> Условие задания
Что, согласно тексту об эвтаназии, нужно врачам для акта эвтаназии помимо медицинского заключения консилиума?

> Выбранный текст
Своеобразие проблемы эвтаназии в том, что здесь тема отношения к смерти поворачивается своей особой гранью. В данном случае для умирающего человека скорая насильственная смерть (в отличие от более отдаленной во времени естественной, самопроизвольной), избавляющая его от мучений, становится предпочтительнее. И тогда эвтаназия могла бы осуществиться уже не ради внешних целей государства, к которым больной имеет весьма опосредованное отношение, а ради него самого.

Но для акта эвтаназии врачам необходима, кроме медицинского заключения консилиума, соответствующая санкция государства,

безупречная по своей правовой взвешенности. Акт эвтаназии правомерен только в государстве, чье гражданское законодательство предусматривает правовые предпосылки и соответствующие юридические формы его осуществления. Без твердой правовой регламентации здесь могут открываться пути к преступным злоупотреблениям. Государство, решающее вопрос об эвтаназии на правовом уровне, может прийти к ее легализации только после предварительного обсуждения и решения общественностью всего спектра более широких проблем религиозно-этического и фило-софско-правового плана. Лишь сформулировав необходимые заключения гуманитарного характера, гражданское общество и государство вправе перейти к переводу возникших решений на юридический язык строгих и однозначных законоположений.

Для родственников, близких или опекунов больного, берущих на себя ответственность за принятие тяжелого решения, необходима, кроме правового обеспечения, еще и этическая санкция. Они нуждаются в ясном понимании нравственной допустимости и оправданности эвтаназии. Сложность принятия решения состоит здесь еще и в том, что с позиций религии, и в частности христианства, эвтаназия не имеет этических оправданий. Догмат, гласящий, что только Богу дано право распоряжаться жизнью человека, что никто, кроме него, не может отнять жизнь, носит абсолютный характер и не допускает никаких изменений.

> Данные для анализа
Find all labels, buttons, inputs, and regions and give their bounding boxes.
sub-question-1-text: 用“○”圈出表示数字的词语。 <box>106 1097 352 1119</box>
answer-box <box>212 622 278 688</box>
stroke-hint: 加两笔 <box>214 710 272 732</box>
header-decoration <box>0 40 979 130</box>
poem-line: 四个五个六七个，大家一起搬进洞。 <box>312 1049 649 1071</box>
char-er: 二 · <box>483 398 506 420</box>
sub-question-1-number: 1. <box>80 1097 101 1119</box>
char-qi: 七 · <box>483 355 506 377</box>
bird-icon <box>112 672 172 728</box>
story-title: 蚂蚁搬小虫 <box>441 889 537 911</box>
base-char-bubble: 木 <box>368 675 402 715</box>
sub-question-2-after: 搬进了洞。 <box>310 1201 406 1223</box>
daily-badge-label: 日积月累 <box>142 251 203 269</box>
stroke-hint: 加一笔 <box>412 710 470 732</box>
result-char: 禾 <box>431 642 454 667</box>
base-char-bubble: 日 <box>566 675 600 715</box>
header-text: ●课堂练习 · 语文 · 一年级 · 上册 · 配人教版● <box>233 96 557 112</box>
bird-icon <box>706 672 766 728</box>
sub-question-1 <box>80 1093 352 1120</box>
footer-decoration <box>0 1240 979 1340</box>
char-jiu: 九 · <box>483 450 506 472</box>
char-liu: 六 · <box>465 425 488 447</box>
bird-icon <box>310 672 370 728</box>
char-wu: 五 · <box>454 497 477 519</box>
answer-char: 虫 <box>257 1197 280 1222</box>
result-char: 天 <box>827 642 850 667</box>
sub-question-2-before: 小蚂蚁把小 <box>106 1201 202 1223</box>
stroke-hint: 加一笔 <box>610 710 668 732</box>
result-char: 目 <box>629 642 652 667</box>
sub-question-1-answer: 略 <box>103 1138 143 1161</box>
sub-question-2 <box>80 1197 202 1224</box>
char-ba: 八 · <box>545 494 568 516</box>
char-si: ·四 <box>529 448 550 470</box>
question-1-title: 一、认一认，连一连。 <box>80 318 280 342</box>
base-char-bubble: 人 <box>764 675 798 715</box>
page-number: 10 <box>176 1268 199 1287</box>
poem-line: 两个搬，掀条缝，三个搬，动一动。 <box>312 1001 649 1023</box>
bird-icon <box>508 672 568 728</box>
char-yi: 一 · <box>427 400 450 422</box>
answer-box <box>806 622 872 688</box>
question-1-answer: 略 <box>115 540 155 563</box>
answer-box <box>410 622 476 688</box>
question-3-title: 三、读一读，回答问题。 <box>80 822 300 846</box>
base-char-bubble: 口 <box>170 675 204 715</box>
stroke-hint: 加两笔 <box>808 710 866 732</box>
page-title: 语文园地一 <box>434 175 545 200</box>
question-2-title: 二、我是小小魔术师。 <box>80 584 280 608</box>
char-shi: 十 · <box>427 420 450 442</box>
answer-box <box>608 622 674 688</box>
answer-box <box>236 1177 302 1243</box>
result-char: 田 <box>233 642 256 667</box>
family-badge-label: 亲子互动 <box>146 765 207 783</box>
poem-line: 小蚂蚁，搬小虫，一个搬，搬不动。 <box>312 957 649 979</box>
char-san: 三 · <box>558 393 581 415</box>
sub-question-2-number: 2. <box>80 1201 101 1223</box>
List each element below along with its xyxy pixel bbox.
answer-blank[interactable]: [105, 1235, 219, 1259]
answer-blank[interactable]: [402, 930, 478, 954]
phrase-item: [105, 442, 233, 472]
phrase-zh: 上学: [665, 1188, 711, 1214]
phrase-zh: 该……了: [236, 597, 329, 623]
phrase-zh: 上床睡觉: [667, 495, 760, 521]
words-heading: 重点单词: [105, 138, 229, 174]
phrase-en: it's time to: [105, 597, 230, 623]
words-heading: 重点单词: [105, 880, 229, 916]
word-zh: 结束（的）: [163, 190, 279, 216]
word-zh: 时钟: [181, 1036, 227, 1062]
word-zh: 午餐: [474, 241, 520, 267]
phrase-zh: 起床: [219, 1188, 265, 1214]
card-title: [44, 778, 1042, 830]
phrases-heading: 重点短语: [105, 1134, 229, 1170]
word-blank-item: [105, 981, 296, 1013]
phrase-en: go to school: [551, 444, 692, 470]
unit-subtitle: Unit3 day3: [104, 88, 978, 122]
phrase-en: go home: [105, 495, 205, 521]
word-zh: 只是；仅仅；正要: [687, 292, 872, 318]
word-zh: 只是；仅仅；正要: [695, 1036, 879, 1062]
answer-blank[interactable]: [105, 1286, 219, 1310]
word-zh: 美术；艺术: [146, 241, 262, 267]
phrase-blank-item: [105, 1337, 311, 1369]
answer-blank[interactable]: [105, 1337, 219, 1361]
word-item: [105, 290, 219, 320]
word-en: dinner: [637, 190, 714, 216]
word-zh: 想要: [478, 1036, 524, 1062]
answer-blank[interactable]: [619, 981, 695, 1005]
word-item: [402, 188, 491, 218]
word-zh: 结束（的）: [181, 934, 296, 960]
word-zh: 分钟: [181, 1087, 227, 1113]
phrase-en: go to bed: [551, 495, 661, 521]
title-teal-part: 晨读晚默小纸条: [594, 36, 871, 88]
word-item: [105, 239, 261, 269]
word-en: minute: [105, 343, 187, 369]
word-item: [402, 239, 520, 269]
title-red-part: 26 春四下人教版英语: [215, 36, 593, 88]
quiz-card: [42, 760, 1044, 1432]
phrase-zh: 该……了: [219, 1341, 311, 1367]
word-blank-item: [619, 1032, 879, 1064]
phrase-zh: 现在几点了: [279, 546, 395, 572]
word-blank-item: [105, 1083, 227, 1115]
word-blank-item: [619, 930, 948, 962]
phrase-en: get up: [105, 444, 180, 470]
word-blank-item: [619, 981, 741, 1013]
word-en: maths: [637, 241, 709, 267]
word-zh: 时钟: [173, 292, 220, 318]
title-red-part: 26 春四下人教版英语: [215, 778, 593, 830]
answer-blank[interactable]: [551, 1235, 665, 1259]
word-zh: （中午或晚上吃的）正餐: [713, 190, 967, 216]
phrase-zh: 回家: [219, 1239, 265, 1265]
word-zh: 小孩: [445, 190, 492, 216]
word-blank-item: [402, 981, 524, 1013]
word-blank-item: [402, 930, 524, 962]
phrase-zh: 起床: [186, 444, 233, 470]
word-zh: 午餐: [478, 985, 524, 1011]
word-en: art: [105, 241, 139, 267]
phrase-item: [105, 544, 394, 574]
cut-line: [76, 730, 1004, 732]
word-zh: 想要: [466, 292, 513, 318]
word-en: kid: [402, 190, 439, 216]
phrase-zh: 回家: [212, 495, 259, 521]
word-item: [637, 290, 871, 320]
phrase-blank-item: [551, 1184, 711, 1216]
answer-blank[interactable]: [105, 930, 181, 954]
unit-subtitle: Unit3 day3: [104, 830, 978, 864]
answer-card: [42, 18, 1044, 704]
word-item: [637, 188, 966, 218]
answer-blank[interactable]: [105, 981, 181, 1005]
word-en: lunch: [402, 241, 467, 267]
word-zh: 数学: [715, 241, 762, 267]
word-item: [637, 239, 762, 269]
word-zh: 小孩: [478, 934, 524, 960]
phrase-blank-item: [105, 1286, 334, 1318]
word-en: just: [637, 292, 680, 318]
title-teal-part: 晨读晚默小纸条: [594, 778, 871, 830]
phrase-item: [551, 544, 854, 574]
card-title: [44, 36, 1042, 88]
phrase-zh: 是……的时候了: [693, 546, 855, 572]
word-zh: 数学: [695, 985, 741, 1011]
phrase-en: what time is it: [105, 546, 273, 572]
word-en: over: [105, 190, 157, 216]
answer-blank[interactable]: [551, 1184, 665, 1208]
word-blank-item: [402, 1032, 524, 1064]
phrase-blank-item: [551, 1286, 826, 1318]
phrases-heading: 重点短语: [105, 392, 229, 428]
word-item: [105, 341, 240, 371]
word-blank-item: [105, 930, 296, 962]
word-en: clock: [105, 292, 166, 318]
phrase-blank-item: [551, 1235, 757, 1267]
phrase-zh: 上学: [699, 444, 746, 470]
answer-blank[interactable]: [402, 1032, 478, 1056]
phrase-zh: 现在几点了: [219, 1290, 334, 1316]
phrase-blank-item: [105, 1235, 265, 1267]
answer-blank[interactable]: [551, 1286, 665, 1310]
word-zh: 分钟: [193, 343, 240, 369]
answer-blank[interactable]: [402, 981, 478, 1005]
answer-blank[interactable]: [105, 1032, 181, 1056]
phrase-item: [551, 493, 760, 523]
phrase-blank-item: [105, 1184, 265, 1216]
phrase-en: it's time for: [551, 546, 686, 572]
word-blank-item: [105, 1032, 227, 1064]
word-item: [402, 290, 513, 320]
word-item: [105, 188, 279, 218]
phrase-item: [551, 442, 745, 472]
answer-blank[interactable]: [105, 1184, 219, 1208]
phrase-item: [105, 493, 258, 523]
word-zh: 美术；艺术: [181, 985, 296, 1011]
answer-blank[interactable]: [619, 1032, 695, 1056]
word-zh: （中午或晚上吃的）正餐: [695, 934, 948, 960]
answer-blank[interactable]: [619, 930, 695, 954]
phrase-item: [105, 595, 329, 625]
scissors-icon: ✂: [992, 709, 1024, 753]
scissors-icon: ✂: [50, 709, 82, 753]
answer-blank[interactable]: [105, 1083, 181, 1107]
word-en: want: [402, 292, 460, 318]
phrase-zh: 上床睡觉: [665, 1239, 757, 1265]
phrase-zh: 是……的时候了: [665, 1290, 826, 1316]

> Ответ к заданию
Соответствующая санкция государства, безупречная по своей правовой взвешенности.